Each line that holds the word "title" counts once; give the total number of such lines and nothing else.
— begin Record set —
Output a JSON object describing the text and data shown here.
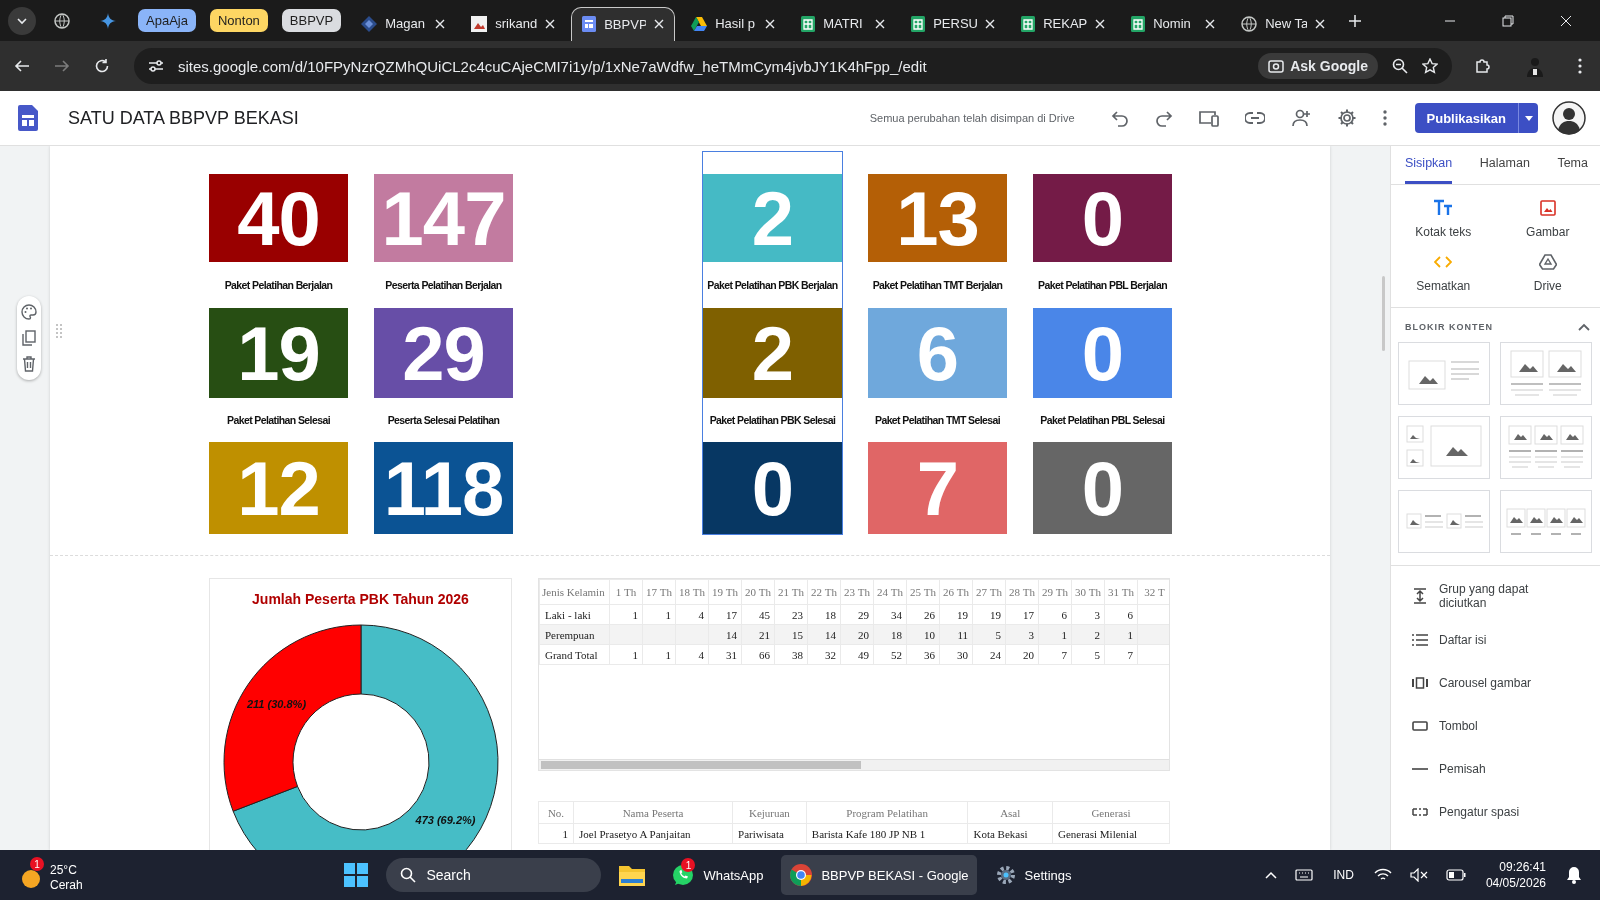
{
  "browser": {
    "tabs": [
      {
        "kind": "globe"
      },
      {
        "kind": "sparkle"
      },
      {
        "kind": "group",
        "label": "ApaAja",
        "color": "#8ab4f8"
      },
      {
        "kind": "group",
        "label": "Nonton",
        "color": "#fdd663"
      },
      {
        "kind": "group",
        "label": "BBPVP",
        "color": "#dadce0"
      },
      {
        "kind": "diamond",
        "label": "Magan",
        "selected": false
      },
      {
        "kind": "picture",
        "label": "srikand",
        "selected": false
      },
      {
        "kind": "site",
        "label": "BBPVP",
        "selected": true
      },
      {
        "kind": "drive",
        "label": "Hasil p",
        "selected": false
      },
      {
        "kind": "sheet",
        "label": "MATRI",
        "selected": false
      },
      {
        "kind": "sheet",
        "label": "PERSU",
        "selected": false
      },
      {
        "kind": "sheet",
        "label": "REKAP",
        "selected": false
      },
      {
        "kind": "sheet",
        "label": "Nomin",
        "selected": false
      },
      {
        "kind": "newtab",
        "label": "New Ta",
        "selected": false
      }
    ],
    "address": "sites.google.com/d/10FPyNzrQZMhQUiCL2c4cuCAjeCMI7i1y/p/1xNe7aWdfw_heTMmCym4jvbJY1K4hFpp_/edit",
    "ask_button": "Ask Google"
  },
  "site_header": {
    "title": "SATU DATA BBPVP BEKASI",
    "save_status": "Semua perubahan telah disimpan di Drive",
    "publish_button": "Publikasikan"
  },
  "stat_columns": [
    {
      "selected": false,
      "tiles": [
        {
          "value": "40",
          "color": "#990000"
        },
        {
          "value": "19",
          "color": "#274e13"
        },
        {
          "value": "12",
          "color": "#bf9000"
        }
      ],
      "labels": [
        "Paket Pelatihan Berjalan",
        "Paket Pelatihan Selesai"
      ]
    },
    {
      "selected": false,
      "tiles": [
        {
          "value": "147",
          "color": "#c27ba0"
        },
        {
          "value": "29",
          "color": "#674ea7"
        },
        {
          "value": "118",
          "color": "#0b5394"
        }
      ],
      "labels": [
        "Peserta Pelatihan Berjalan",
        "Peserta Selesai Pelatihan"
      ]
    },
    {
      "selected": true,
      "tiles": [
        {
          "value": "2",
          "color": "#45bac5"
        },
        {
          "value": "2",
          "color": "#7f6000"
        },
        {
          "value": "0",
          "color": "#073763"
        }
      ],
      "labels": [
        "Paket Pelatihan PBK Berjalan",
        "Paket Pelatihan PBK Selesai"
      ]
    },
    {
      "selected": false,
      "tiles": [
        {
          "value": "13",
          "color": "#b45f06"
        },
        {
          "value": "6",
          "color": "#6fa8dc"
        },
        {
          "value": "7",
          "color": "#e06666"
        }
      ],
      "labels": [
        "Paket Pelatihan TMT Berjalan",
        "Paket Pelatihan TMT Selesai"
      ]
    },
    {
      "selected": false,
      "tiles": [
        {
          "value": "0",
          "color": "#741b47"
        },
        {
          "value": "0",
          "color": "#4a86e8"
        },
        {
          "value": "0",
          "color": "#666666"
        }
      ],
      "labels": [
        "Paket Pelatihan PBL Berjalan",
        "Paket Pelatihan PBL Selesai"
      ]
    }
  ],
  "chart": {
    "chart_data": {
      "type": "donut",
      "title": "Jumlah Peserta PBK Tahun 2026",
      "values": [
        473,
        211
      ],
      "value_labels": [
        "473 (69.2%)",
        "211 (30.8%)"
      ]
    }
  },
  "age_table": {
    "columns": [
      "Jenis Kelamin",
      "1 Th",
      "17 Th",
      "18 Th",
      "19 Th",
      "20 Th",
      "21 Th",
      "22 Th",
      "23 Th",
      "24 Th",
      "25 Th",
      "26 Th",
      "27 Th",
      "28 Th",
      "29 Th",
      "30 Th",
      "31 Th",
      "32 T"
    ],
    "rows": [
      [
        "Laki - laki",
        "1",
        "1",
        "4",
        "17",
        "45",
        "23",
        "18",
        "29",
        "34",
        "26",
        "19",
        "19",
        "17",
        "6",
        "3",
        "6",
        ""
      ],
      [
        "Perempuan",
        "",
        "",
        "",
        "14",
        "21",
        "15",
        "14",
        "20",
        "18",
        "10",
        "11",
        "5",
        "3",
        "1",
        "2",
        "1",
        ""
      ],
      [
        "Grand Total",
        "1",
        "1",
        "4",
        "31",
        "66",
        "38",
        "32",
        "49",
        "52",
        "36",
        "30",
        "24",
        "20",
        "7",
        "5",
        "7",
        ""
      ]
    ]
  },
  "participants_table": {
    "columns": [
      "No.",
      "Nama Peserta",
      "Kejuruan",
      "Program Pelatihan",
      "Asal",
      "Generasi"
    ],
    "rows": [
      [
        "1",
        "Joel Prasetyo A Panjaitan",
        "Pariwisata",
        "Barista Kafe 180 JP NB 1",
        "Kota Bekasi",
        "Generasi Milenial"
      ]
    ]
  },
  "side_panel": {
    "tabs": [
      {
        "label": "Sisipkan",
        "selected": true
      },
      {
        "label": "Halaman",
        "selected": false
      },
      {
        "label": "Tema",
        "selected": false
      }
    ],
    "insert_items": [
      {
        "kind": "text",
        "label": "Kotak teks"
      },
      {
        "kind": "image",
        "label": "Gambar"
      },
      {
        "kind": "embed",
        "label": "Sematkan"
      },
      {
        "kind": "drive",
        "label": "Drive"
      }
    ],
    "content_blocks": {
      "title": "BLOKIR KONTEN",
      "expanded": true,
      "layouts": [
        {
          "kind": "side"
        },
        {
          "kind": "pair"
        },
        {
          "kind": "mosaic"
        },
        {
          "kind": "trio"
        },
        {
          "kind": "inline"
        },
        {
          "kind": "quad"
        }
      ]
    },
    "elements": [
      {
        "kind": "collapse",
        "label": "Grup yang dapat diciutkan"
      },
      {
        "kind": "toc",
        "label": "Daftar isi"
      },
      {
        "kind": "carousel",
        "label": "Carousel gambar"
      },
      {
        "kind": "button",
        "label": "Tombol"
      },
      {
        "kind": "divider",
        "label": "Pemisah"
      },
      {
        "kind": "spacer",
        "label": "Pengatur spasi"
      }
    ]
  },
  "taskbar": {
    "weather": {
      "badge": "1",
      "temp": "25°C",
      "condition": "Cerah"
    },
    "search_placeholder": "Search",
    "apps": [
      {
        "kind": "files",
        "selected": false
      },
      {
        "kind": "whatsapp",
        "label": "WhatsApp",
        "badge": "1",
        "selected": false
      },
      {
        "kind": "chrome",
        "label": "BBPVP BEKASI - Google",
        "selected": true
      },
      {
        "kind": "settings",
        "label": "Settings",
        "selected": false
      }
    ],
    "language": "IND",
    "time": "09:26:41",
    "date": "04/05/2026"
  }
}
— end Record set —
* _Result of this exercise_: 3